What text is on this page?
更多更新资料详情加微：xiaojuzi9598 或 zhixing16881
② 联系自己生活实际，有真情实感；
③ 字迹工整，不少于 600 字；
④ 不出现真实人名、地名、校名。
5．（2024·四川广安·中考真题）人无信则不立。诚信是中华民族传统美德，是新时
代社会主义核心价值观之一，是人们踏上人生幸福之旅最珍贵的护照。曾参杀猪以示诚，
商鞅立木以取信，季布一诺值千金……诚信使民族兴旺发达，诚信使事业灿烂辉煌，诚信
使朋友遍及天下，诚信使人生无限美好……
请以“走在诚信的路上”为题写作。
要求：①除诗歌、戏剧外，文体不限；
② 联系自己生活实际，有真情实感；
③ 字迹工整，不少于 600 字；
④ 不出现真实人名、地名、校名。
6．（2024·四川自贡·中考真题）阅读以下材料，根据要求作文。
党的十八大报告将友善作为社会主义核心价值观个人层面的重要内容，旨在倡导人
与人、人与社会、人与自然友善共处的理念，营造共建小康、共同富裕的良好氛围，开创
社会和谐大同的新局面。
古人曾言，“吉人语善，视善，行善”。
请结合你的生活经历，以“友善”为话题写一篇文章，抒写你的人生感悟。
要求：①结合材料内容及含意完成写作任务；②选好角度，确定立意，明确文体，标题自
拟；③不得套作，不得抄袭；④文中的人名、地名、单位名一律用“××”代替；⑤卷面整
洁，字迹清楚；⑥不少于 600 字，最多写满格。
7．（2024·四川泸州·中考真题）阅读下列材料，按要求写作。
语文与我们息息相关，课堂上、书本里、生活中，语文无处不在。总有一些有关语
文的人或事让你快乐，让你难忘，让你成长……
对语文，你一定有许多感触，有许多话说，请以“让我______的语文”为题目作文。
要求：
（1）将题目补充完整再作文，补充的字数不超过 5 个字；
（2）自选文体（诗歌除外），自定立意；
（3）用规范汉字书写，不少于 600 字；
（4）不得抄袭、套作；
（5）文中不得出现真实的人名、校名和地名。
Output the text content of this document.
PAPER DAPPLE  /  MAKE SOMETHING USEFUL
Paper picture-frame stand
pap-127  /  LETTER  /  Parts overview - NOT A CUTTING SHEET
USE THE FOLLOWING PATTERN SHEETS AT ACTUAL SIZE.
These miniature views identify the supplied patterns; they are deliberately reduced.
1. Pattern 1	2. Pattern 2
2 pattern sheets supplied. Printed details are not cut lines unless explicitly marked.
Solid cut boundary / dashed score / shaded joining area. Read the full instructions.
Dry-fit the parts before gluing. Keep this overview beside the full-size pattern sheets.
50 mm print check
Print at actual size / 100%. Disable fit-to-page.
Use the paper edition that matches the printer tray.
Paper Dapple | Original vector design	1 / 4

* _What the exercise asks_: Every record above should be copied exactly.

* _The result_:
What text is on this page?
更多更新资料详情加微：xiaojuzi9598 或 zhixing16881
② 联系自己生活实际，有真情实感；
③ 字迹工整，不少于 600 字；
④ 不出现真实人名、地名、校名。
5．（2024·四川广安·中考真题）人无信则不立。诚信是中华民族传统美德，是新时
代社会主义核心价值观之一，是人们踏上人生幸福之旅最珍贵的护照。曾参杀猪以示诚，
商鞅立木以取信，季布一诺值千金……诚信使民族兴旺发达，诚信使事业灿烂辉煌，诚信
使朋友遍及天下，诚信使人生无限美好……
请以“走在诚信的路上”为题写作。
要求：①除诗歌、戏剧外，文体不限；
② 联系自己生活实际，有真情实感；
③ 字迹工整，不少于 600 字；
④ 不出现真实人名、地名、校名。
6．（2024·四川自贡·中考真题）阅读以下材料，根据要求作文。
党的十八大报告将友善作为社会主义核心价值观个人层面的重要内容，旨在倡导人
与人、人与社会、人与自然友善共处的理念，营造共建小康、共同富裕的良好氛围，开创
社会和谐大同的新局面。
古人曾言，“吉人语善，视善，行善”。
请结合你的生活经历，以“友善”为话题写一篇文章，抒写你的人生感悟。
要求：①结合材料内容及含意完成写作任务；②选好角度，确定立意，明确文体，标题自
拟；③不得套作，不得抄袭；④文中的人名、地名、单位名一律用“××”代替；⑤卷面整
洁，字迹清楚；⑥不少于 600 字，最多写满格。
7．（2024·四川泸州·中考真题）阅读下列材料，按要求写作。
语文与我们息息相关，课堂上、书本里、生活中，语文无处不在。总有一些有关语
文的人或事让你快乐，让你难忘，让你成长……
对语文，你一定有许多感触，有许多话说，请以“让我______的语文”为题目作文。
要求：
（1）将题目补充完整再作文，补充的字数不超过 5 个字；
（2）自选文体（诗歌除外），自定立意；
（3）用规范汉字书写，不少于 600 字；
（4）不得抄袭、套作；
（5）文中不得出现真实的人名、校名和地名。
Output the text content of this document.
PAPER DAPPLE  /  MAKE SOMETHING USEFUL
Paper picture-frame stand
pap-127  /  LETTER  /  Parts overview - NOT A CUTTING SHEET
USE THE FOLLOWING PATTERN SHEETS AT ACTUAL SIZE.
These miniature views identify the supplied patterns; they are deliberately reduced.
1. Pattern 1	2. Pattern 2
2 pattern sheets supplied. Printed details are not cut lines unless explicitly marked.
Solid cut boundary / dashed score / shaded joining area. Read the full instructions.
Dry-fit the parts before gluing. Keep this overview beside the full-size pattern sheets.
50 mm print check
Print at actual size / 100%. Disable fit-to-page.
Use the paper edition that matches the printer tray.
Paper Dapple | Original vector design	1 / 4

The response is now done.